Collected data
• • • • • • •

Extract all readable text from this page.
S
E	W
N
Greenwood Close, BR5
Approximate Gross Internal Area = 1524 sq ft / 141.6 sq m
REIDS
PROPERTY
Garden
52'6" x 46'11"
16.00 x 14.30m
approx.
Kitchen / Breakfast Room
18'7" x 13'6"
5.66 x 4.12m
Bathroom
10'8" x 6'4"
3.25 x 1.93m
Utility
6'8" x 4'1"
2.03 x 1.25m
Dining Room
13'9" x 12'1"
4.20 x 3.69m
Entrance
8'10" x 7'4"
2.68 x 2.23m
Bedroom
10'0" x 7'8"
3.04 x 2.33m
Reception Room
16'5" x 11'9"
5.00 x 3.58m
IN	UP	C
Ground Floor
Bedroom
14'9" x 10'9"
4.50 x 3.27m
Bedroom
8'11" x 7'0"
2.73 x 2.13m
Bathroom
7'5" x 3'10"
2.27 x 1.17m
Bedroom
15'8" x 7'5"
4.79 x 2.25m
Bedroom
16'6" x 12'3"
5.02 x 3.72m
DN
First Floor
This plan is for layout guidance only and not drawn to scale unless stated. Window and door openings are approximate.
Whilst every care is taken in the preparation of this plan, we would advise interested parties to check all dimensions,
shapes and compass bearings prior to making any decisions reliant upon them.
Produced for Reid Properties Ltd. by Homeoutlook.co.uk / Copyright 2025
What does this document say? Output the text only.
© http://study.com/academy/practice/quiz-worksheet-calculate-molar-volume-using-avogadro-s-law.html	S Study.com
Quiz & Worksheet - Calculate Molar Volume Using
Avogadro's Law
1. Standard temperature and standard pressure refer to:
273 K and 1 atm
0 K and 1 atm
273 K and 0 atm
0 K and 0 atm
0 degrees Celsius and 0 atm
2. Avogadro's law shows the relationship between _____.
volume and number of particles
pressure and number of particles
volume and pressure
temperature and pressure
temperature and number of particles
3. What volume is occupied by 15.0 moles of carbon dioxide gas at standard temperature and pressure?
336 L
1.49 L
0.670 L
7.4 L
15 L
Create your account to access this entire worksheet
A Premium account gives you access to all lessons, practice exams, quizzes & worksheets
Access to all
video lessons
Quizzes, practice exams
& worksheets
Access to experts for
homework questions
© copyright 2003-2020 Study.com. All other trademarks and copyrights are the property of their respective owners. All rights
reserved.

• • • • • • •

*Task brief:*
Determine how many lines of the entries above carry the string "Study", and give that number alone.

*Correct result:*
2